The traditional voice of Bernard of Clairvaux on the Immaculate Conception (12th century.)  He rejects it quite vigorously. Bernard, although post-schism, is seen by some Orthodox theologians as the last voice of the patristic mindset in the West.  After him the older patristic traditon begins to be overlaid by scholasticism.

"I am frightened now, seeing that certain of you have desired to change the
condition of important matters, introducing a new festival unknown to the
Church, unapproved by reason, unjustified by ancient tradition. Are we
really more learned and more pious than our fathers? You will
say, 'One must
glorify the Mother of God as much as Possible.' This is true; but the
glorification given to the Queen of Heaven demands discernment. This Royal
Virgin does not have need of false glorifications,
possessing as She does
true crowns of glory and signs of dignity. Glorify the purity of Her flesh
and the sanctity of Her life. Marvel at the abundance of the gifts of this
Virgin; venerate Her Divine Son; exalt Her Who conceived without knowing
concupiscence and gave birth without knowing pain. But what does one yet
need to add to these dignities? People say that one must revere the
conception which preceded the glorious birth-giving; for if the conception
had not preceded, the birth-giving also would not have been glorious. But
what would one say if anyone for the same reason should demand the same kind
of veneration of the father and mother of Holy Mary? One might equally
demand the same for Her grandparents and great-grandparents, to infinity.

[Exercise set]:
A) Restate the paragraph of the passage on the Immaculate Conception that begins "The traditional voice of Bernard of Clairvaux" in a shorter form, keeping its main facts.
B) Decide whether each statement agrees with the passage on the Immaculate Conception. Answer yes or no, and support each answer with the deciding words quoted from the passage. (i) Bernard accepts the Immaculate Conception. (ii) The speaker calls the new festival justified by ancient tradition. (iii) The speaker urges glorifying the purity of the Virgin's flesh.
C) Reproduce the section of the passage on the Immaculate Conception starting with "The traditional voice" and going on through "overlaid by scholasticism.".

Stored data:

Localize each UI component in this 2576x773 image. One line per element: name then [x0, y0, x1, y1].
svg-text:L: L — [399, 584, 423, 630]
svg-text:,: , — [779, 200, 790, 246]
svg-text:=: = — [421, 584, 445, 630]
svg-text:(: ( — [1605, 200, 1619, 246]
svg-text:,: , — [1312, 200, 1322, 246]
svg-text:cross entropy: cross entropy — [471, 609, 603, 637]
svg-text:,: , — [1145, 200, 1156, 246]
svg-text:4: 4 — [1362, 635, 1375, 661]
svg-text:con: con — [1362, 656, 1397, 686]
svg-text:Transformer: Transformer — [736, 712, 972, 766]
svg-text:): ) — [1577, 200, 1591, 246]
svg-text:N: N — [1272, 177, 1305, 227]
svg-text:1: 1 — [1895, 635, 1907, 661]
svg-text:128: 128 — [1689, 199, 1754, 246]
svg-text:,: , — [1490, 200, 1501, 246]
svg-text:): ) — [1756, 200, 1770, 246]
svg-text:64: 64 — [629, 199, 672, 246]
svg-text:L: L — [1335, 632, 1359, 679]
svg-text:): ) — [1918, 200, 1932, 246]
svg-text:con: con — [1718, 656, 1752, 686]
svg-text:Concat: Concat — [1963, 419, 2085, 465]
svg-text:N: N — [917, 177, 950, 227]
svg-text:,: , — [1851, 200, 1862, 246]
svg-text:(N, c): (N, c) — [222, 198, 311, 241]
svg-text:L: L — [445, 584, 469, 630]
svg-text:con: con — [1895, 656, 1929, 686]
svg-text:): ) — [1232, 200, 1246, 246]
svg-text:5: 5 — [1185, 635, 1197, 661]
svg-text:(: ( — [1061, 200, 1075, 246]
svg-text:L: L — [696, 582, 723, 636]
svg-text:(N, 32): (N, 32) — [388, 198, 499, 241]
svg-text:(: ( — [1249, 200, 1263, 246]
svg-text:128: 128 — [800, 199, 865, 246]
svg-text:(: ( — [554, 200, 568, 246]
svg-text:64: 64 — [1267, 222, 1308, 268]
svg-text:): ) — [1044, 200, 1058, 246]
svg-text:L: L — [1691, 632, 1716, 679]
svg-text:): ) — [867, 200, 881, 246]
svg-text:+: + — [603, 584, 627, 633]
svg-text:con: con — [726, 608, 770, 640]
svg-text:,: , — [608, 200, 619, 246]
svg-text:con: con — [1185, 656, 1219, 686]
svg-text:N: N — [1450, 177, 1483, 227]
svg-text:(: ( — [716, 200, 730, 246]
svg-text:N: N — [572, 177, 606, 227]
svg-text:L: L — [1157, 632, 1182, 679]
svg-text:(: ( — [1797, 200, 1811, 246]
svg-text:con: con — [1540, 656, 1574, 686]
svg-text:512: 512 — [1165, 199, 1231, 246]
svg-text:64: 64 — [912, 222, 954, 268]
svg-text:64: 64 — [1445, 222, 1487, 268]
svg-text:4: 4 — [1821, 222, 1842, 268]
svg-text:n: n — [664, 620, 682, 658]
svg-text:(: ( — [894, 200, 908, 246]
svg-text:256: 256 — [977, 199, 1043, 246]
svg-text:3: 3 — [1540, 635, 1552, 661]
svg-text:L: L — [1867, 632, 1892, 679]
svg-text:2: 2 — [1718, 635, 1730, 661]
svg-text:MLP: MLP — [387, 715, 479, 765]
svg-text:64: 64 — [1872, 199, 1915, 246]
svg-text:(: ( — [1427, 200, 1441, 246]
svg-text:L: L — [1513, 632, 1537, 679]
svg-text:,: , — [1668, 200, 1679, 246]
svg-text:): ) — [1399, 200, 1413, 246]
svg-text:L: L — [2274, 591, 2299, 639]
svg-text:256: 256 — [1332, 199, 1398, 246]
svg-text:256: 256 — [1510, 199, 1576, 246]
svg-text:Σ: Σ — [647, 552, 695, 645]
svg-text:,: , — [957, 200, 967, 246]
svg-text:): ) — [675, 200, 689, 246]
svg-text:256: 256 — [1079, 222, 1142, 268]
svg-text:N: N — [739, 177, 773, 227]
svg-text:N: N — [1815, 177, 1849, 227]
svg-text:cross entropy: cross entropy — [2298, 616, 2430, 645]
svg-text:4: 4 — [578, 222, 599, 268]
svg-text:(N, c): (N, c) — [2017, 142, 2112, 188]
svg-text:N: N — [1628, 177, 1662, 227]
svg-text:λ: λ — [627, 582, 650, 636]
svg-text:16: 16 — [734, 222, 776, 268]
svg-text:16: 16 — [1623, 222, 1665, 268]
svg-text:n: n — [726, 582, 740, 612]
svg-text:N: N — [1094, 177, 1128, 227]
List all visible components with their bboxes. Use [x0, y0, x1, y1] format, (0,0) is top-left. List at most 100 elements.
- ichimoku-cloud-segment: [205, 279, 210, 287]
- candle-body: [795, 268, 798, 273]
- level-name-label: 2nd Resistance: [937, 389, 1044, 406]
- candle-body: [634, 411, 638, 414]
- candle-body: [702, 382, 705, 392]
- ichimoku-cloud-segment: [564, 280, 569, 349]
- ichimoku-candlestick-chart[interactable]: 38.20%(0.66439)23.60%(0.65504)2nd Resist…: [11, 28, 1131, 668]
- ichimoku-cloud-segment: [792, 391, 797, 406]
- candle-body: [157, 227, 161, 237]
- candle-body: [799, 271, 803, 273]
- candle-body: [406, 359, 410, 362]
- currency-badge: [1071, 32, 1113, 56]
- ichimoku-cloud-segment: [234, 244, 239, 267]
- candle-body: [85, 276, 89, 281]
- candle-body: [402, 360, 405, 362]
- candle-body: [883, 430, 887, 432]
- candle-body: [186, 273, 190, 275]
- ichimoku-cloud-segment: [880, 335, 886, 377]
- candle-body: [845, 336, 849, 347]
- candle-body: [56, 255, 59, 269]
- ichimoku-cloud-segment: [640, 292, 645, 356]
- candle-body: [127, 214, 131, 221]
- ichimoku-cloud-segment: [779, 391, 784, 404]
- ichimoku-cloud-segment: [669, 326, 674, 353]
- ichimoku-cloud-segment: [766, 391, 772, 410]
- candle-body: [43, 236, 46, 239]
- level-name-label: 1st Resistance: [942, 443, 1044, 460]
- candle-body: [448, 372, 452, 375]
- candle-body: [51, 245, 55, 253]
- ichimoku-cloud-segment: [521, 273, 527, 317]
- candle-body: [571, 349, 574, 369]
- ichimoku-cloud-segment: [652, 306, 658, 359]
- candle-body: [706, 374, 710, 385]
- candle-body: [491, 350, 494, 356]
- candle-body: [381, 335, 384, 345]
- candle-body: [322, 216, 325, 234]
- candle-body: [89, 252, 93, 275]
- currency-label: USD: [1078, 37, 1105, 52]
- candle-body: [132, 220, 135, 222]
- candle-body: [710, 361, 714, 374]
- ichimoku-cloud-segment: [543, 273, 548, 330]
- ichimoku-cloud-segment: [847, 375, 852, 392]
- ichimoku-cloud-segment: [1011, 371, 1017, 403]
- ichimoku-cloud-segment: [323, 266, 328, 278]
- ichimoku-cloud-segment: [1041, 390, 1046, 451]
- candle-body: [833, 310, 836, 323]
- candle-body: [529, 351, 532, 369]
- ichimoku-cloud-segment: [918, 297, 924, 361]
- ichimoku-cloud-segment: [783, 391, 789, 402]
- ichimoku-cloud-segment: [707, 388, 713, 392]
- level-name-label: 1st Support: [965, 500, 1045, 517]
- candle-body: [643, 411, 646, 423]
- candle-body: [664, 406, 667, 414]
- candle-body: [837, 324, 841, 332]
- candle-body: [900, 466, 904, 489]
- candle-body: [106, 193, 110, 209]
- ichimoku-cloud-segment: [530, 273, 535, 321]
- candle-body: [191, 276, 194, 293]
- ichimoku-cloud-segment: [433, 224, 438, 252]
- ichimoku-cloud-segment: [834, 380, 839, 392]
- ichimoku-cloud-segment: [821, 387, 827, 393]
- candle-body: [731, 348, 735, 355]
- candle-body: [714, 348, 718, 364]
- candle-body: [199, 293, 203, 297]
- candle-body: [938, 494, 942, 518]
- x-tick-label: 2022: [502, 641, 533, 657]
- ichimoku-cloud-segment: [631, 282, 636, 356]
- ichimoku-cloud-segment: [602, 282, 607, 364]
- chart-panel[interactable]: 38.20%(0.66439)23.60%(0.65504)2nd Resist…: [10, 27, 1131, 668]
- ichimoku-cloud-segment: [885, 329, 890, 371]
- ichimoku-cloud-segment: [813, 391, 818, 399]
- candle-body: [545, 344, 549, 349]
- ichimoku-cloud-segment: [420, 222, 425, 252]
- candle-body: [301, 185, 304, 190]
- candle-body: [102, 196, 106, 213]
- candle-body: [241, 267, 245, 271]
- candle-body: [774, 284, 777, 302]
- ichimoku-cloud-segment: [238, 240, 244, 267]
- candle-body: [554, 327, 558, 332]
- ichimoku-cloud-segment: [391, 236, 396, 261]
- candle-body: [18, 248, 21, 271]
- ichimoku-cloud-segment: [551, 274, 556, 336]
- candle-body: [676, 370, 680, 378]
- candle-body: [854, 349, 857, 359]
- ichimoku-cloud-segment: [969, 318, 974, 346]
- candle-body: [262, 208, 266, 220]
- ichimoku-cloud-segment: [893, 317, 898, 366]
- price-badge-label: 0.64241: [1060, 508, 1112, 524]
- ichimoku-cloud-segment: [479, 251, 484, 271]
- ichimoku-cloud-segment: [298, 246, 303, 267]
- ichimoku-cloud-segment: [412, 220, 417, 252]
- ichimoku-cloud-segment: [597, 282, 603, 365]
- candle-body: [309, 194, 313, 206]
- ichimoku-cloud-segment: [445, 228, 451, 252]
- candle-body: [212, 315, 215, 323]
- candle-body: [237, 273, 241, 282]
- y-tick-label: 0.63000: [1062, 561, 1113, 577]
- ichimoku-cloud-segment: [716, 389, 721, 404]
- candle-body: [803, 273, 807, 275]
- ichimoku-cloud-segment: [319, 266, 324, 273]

[Task-by-task outputs]:
A) In the 12th century, Bernard of Clairvaux strongly rejected the Immaculate Conception. He lived after the schism, yet some Orthodox theologians see him as the last Western voice of the patristic mindset. After him, scholasticism began to overlay the older patristic tradition.

B)
(i) No: "He rejects it quite vigorously."
(ii) No: "unjustified by ancient tradition"
(iii) Yes: "Glorify the purity of Her flesh"

C)
The traditional voice of Bernard of Clairvaux on the Immaculate Conception (12th century.)  He rejects it quite vigorously. Bernard, although post-schism, is seen by some Orthodox theologians as the last voice of the patristic mindset in the West.  After him the older patristic traditon begins to be overlaid by scholasticism.